### EXERCISE DATA
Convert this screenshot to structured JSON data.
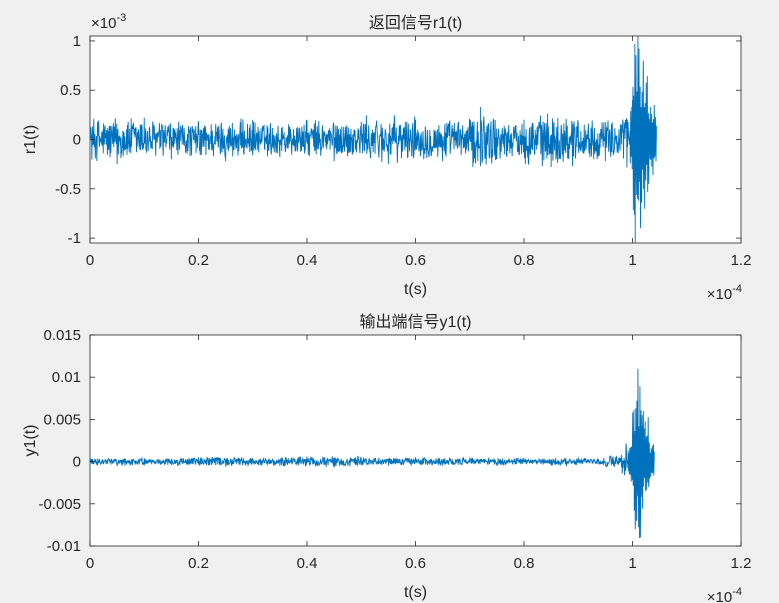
{
  "chart_data": [
    {
      "type": "line",
      "title": "返回信号r1(t)",
      "xlabel": "t(s)",
      "ylabel": "r1(t)",
      "x_multiplier": "×10",
      "x_exponent": "-4",
      "y_multiplier": "×10",
      "y_exponent": "-3",
      "xlim": [
        0,
        1.2
      ],
      "ylim": [
        -1.05,
        1.05
      ],
      "x_ticks": [
        "0",
        "0.2",
        "0.4",
        "0.6",
        "0.8",
        "1",
        "1.2"
      ],
      "y_ticks": [
        "1",
        "0.5",
        "0",
        "-0.5",
        "-1"
      ],
      "grid": false,
      "color": "#0072bd",
      "series": [
        {
          "x": [
            0,
            0.05,
            0.1,
            0.15,
            0.2,
            0.25,
            0.3,
            0.35,
            0.4,
            0.45,
            0.5,
            0.55,
            0.6,
            0.65,
            0.7,
            0.72,
            0.75,
            0.8,
            0.85,
            0.9,
            0.95,
            0.98,
            1.0,
            1.005,
            1.01,
            1.015,
            1.02,
            1.03,
            1.04,
            1.044
          ],
          "y": [
            0.1,
            -0.25,
            0.22,
            -0.2,
            0.18,
            -0.22,
            0.2,
            -0.18,
            0.2,
            -0.22,
            0.18,
            -0.25,
            0.2,
            -0.22,
            0.2,
            0.33,
            -0.2,
            0.2,
            -0.28,
            0.18,
            -0.22,
            0.15,
            0.4,
            -1.05,
            1.05,
            -0.9,
            0.8,
            -0.45,
            0.35,
            0.0
          ]
        }
      ]
    },
    {
      "type": "line",
      "title": "输出端信号y1(t)",
      "xlabel": "t(s)",
      "ylabel": "y1(t)",
      "x_multiplier": "×10",
      "x_exponent": "-4",
      "xlim": [
        0,
        1.2
      ],
      "ylim": [
        -0.01,
        0.015
      ],
      "x_ticks": [
        "0",
        "0.2",
        "0.4",
        "0.6",
        "0.8",
        "1",
        "1.2"
      ],
      "y_ticks": [
        "0.015",
        "0.01",
        "0.005",
        "0",
        "-0.005",
        "-0.01"
      ],
      "grid": false,
      "color": "#0072bd",
      "series": [
        {
          "x": [
            0,
            0.05,
            0.1,
            0.15,
            0.2,
            0.25,
            0.3,
            0.35,
            0.4,
            0.45,
            0.5,
            0.55,
            0.6,
            0.65,
            0.7,
            0.75,
            0.8,
            0.85,
            0.9,
            0.95,
            0.98,
            1.0,
            1.005,
            1.01,
            1.015,
            1.02,
            1.03,
            1.04
          ],
          "y": [
            0.0005,
            -0.0005,
            0.0004,
            -0.0004,
            0.0005,
            -0.0006,
            0.0004,
            -0.0005,
            0.0006,
            -0.0007,
            0.0004,
            -0.0005,
            0.0005,
            -0.0004,
            0.0005,
            -0.0005,
            0.0004,
            -0.0004,
            0.0005,
            -0.0005,
            0.0008,
            0.003,
            -0.008,
            0.011,
            -0.009,
            0.006,
            -0.003,
            0.0
          ]
        }
      ]
    }
  ]
}
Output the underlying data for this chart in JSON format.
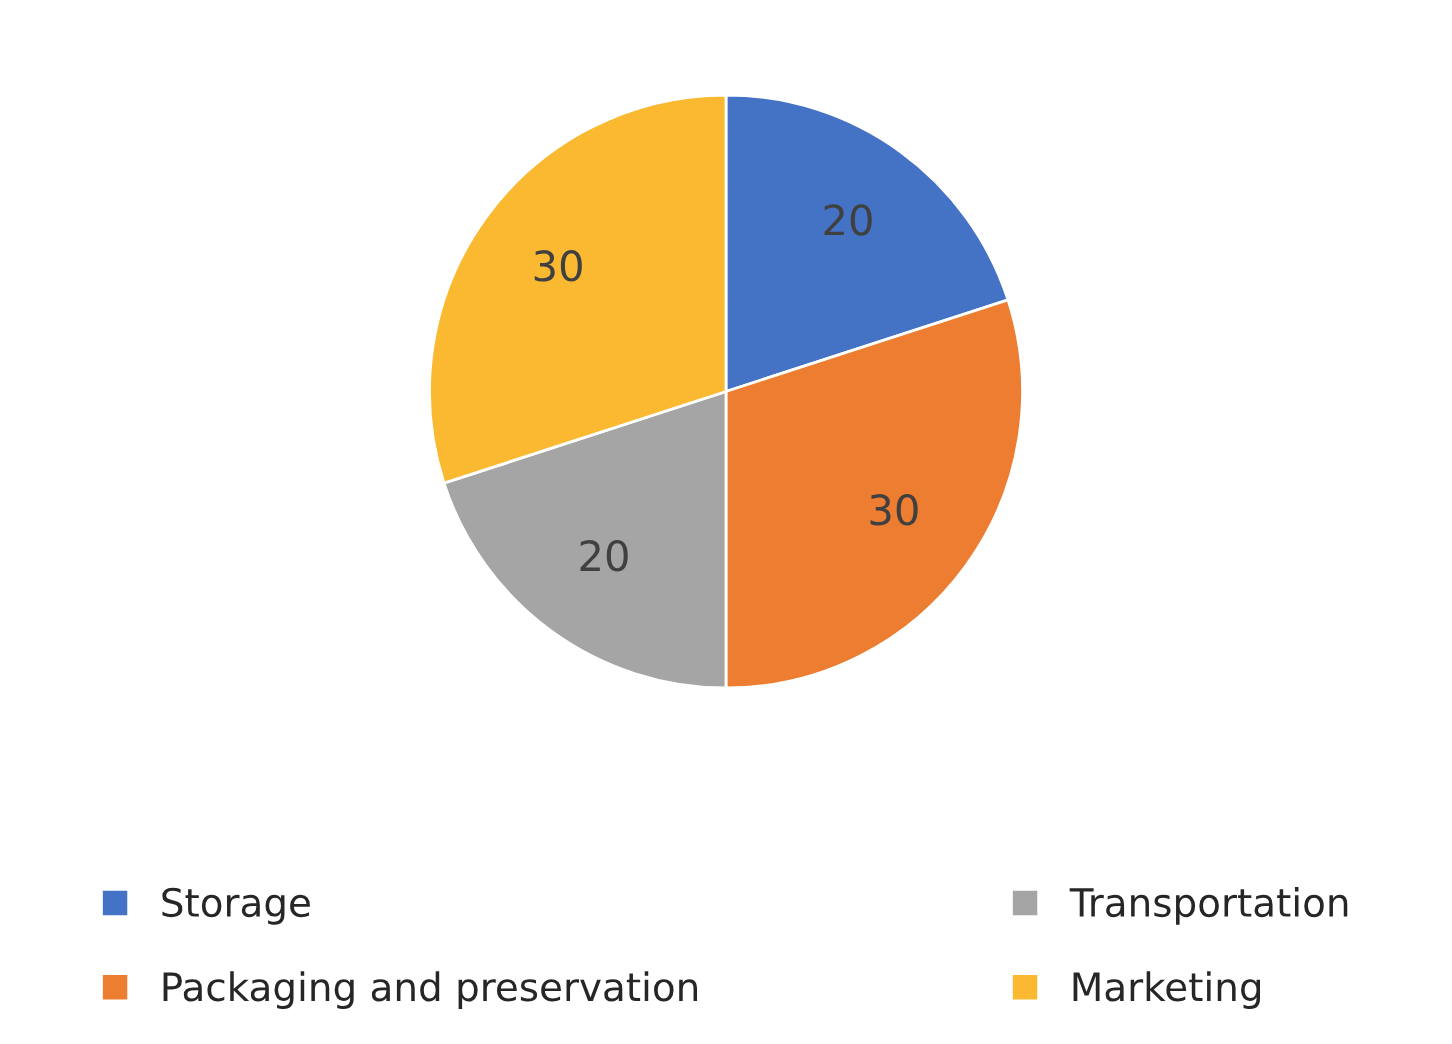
{
  "chart_data": {
    "type": "pie",
    "categories": [
      "Storage",
      "Packaging and preservation",
      "Transportation",
      "Marketing"
    ],
    "values": [
      20,
      30,
      20,
      30
    ],
    "colors": [
      "#4472c4",
      "#ed7d31",
      "#a5a5a5",
      "#fbb931"
    ],
    "data_labels": true,
    "legend": "bottom"
  }
}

### EXERCISE DIRECTIONS
Without the pictures, print the records in full, exactly as they appear.

### CORRECT OUTPUT
Convert this screenshot to structured JSON data.
{
  "chart_data": [
    {
      "type": "line",
      "title": "返回信号r1(t)",
      "xlabel": "t(s)",
      "ylabel": "r1(t)",
      "x_multiplier": "×10",
      "x_exponent": "-4",
      "y_multiplier": "×10",
      "y_exponent": "-3",
      "xlim": [
        0,
        1.2
      ],
      "ylim": [
        -1.05,
        1.05
      ],
      "x_ticks": [
        "0",
        "0.2",
        "0.4",
        "0.6",
        "0.8",
        "1",
        "1.2"
      ],
      "y_ticks": [
        "1",
        "0.5",
        "0",
        "-0.5",
        "-1"
      ],
      "grid": false,
      "color": "#0072bd",
      "series": [
        {
          "x": [
            0,
            0.05,
            0.1,
            0.15,
            0.2,
            0.25,
            0.3,
            0.35,
            0.4,
            0.45,
            0.5,
            0.55,
            0.6,
            0.65,
            0.7,
            0.72,
            0.75,
            0.8,
            0.85,
            0.9,
            0.95,
            0.98,
            1.0,
            1.005,
            1.01,
            1.015,
            1.02,
            1.03,
            1.04,
            1.044
          ],
          "y": [
            0.1,
            -0.25,
            0.22,
            -0.2,
            0.18,
            -0.22,
            0.2,
            -0.18,
            0.2,
            -0.22,
            0.18,
            -0.25,
            0.2,
            -0.22,
            0.2,
            0.33,
            -0.2,
            0.2,
            -0.28,
            0.18,
            -0.22,
            0.15,
            0.4,
            -1.05,
            1.05,
            -0.9,
            0.8,
            -0.45,
            0.35,
            0.0
          ]
        }
      ]
    },
    {
      "type": "line",
      "title": "输出端信号y1(t)",
      "xlabel": "t(s)",
      "ylabel": "y1(t)",
      "x_multiplier": "×10",
      "x_exponent": "-4",
      "xlim": [
        0,
        1.2
      ],
      "ylim": [
        -0.01,
        0.015
      ],
      "x_ticks": [
        "0",
        "0.2",
        "0.4",
        "0.6",
        "0.8",
        "1",
        "1.2"
      ],
      "y_ticks": [
        "0.015",
        "0.01",
        "0.005",
        "0",
        "-0.005",
        "-0.01"
      ],
      "grid": false,
      "color": "#0072bd",
      "series": [
        {
          "x": [
            0,
            0.05,
            0.1,
            0.15,
            0.2,
            0.25,
            0.3,
            0.35,
            0.4,
            0.45,
            0.5,
            0.55,
            0.6,
            0.65,
            0.7,
            0.75,
            0.8,
            0.85,
            0.9,
            0.95,
            0.98,
            1.0,
            1.005,
            1.01,
            1.015,
            1.02,
            1.03,
            1.04
          ],
          "y": [
            0.0005,
            -0.0005,
            0.0004,
            -0.0004,
            0.0005,
            -0.0006,
            0.0004,
            -0.0005,
            0.0006,
            -0.0007,
            0.0004,
            -0.0005,
            0.0005,
            -0.0004,
            0.0005,
            -0.0005,
            0.0004,
            -0.0004,
            0.0005,
            -0.0005,
            0.0008,
            0.003,
            -0.008,
            0.011,
            -0.009,
            0.006,
            -0.003,
            0.0
          ]
        }
      ]
    }
  ]
}
Output the underlying data for this chart in JSON format.
{
  "chart_data": {
    "type": "pie",
    "categories": [
      "Storage",
      "Packaging and preservation",
      "Transportation",
      "Marketing"
    ],
    "values": [
      20,
      30,
      20,
      30
    ],
    "colors": [
      "#4472c4",
      "#ed7d31",
      "#a5a5a5",
      "#fbb931"
    ],
    "data_labels": true,
    "legend": "bottom"
  }
}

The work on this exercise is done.